---------- Input material ----------

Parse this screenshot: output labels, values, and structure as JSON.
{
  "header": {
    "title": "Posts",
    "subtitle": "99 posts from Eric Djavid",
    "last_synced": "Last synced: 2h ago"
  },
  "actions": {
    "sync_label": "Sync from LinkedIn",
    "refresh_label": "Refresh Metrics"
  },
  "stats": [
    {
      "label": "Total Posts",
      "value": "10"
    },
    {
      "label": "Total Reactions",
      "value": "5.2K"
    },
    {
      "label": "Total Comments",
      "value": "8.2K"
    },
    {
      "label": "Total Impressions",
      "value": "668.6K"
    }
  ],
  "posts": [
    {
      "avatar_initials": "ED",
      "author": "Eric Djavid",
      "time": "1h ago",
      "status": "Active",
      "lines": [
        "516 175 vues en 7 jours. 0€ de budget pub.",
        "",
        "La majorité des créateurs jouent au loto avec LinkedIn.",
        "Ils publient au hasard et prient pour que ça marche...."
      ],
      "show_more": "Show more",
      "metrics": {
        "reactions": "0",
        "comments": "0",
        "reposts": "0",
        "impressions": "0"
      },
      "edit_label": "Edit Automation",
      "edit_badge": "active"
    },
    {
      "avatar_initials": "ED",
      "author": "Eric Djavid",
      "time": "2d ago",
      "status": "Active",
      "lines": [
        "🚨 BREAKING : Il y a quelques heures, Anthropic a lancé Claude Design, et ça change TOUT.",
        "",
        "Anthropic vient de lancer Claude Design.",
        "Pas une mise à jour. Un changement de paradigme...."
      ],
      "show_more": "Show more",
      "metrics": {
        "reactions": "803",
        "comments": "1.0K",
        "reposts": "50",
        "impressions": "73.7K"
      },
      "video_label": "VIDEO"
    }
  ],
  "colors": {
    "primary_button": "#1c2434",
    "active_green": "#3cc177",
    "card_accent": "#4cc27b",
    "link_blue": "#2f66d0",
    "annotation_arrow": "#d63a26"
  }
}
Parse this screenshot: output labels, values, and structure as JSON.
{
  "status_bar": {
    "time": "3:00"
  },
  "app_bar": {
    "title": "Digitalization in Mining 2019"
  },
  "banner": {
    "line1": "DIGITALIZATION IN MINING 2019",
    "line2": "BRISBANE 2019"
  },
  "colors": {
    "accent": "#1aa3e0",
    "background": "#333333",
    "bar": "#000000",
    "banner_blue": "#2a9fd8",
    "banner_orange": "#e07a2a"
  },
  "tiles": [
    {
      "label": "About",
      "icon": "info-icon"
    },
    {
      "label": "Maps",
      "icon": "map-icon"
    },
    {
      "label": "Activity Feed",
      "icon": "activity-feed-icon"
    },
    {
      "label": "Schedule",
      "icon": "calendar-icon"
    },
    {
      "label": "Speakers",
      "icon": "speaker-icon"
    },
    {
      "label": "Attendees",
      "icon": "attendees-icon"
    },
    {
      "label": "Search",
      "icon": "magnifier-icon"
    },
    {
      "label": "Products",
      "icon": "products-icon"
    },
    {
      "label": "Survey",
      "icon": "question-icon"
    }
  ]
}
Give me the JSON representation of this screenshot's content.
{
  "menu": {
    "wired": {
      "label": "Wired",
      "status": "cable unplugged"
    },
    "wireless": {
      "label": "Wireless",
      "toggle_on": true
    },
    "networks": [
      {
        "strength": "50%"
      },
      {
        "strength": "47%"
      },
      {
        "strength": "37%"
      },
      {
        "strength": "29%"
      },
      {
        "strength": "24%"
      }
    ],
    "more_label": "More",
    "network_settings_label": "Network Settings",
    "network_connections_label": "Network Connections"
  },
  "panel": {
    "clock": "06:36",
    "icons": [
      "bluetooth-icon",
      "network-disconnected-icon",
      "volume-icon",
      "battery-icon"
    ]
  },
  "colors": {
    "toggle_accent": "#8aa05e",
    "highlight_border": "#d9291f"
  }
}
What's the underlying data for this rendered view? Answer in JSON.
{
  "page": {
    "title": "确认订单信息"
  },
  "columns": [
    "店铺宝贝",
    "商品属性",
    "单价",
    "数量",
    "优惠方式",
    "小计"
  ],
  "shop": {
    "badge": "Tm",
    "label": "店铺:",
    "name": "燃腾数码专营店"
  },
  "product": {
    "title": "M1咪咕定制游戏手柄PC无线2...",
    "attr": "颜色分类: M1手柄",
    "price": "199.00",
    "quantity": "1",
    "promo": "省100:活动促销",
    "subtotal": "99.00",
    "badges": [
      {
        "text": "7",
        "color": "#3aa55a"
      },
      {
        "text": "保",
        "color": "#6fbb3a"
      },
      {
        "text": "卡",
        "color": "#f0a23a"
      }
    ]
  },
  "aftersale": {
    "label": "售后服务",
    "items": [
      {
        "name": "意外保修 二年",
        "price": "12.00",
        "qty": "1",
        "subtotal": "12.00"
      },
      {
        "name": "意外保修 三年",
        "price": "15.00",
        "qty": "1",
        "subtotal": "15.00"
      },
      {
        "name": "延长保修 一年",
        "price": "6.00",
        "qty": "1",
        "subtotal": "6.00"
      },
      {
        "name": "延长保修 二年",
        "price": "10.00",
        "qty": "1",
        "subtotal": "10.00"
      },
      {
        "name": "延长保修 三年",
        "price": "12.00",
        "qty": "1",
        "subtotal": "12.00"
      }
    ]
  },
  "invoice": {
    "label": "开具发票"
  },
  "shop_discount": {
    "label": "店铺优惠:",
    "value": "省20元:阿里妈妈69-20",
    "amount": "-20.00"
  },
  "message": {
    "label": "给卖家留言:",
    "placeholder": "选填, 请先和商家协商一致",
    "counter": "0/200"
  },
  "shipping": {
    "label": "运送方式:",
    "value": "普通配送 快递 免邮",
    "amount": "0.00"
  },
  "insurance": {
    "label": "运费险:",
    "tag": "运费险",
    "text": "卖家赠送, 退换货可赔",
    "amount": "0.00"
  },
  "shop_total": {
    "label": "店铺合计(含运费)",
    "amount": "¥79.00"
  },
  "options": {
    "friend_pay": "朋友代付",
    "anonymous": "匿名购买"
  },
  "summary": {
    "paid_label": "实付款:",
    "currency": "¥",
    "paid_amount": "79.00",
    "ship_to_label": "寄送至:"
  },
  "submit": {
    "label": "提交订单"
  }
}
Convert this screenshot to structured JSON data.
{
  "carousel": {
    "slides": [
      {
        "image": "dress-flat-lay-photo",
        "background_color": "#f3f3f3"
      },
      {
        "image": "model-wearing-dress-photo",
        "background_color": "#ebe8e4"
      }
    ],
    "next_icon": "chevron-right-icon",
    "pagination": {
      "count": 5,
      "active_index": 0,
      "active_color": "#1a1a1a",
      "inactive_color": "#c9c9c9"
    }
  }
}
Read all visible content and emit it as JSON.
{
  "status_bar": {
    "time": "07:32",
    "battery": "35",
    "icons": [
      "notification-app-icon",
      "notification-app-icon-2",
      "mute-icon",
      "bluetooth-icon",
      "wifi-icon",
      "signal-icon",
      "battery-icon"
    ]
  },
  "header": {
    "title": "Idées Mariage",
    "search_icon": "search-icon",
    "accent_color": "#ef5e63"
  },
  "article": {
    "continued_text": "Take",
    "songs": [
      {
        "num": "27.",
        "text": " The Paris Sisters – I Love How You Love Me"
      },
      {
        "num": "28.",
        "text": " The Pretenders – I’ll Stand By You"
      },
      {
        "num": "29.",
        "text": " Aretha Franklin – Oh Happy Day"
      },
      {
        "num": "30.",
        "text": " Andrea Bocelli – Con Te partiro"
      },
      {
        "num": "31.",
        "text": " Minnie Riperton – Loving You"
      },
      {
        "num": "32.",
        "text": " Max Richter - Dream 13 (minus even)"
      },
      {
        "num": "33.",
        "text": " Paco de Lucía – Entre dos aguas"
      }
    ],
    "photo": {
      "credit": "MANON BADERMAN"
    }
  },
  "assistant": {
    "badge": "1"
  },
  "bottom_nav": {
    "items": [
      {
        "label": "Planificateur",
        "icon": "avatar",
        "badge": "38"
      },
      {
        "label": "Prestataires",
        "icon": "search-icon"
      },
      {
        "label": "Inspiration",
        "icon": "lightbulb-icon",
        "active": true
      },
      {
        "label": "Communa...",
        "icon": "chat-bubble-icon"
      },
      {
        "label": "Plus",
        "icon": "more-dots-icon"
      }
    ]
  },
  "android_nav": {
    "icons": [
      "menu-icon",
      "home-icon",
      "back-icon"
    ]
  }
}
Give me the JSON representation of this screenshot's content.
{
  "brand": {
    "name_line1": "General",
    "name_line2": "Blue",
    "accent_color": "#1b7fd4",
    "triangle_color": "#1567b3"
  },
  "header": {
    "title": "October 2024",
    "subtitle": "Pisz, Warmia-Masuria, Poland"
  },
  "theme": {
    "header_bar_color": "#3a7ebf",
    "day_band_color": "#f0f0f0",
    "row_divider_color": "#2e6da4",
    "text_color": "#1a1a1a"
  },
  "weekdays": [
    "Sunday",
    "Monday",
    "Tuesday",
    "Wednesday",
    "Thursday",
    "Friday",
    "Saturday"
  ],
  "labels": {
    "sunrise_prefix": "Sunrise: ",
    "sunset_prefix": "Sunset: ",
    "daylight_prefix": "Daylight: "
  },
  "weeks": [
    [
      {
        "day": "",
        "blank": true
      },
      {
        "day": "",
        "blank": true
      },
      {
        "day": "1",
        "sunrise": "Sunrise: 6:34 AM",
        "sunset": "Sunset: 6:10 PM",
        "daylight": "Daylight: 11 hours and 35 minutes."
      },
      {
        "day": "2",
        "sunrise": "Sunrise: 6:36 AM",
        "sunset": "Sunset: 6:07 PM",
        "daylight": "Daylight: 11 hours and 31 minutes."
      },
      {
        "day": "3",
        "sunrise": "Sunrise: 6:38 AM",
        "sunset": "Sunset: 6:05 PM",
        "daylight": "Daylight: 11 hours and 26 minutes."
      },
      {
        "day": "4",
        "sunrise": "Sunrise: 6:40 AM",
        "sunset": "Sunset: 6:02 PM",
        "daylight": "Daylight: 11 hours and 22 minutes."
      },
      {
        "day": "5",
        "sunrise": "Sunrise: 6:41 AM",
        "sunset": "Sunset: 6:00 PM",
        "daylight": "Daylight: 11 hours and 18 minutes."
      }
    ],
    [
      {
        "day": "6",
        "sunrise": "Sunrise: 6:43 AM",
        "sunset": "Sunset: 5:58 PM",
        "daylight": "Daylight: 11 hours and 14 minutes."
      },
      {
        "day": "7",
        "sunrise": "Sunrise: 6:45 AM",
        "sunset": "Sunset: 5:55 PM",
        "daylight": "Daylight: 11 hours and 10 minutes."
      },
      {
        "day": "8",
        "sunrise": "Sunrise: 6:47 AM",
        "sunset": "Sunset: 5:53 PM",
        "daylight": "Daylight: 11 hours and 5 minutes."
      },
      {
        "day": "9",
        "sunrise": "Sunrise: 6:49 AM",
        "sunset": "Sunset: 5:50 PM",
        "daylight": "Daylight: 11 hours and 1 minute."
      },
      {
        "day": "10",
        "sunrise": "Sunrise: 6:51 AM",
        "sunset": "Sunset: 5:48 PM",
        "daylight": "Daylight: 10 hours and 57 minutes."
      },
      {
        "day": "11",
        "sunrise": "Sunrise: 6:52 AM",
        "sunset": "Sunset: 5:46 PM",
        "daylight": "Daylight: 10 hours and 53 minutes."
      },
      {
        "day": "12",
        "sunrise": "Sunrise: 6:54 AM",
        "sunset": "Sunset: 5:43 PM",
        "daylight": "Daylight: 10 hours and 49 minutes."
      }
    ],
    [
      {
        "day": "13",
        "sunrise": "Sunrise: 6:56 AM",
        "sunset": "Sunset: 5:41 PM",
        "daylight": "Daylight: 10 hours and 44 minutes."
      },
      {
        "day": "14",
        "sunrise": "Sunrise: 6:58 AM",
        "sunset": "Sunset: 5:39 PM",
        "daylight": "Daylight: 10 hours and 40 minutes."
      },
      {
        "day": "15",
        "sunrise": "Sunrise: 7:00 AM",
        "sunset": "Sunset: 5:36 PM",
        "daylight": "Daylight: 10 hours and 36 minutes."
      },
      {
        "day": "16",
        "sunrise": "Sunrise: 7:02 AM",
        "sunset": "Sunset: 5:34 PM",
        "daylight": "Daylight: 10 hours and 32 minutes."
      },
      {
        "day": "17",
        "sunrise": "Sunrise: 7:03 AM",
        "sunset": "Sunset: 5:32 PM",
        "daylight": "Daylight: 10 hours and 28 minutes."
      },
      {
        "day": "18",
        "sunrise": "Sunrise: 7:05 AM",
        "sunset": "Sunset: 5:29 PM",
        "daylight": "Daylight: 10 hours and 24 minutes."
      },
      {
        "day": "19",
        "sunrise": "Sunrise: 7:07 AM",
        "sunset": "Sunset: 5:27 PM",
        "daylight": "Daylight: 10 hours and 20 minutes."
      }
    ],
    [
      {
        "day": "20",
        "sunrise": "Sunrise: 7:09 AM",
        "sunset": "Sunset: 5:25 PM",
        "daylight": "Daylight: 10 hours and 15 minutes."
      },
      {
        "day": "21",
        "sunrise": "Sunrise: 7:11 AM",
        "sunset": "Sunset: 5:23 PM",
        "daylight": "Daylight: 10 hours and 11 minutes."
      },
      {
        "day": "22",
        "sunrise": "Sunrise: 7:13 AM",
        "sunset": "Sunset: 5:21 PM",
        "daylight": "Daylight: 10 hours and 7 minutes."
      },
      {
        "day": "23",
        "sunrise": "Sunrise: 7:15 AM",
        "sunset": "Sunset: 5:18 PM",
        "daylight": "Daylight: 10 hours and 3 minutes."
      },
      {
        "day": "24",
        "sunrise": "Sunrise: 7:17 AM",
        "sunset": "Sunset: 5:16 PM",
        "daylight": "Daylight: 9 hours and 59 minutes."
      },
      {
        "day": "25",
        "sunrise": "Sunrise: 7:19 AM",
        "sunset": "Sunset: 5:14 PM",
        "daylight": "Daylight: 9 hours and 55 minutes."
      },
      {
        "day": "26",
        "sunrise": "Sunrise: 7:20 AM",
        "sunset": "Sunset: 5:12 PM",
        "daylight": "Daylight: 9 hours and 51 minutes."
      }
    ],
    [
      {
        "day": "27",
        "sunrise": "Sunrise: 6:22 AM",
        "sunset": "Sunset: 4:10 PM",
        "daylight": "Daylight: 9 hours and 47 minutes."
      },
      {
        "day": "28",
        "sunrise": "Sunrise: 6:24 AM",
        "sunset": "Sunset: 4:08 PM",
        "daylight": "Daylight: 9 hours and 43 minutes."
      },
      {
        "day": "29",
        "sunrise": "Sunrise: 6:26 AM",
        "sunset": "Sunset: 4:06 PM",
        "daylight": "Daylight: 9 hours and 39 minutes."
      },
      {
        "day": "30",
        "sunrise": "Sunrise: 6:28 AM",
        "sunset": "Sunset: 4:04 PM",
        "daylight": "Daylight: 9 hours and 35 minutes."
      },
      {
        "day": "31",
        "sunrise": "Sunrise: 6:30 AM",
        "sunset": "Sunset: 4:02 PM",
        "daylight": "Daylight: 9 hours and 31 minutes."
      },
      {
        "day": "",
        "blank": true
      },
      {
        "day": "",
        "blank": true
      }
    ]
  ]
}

----------

■ Given problem: List all lines holding the string "延长保修".

■ Exercise solution:
        "name": "延长保修 一年",
        "name": "延长保修 二年",
        "name": "延长保修 三年",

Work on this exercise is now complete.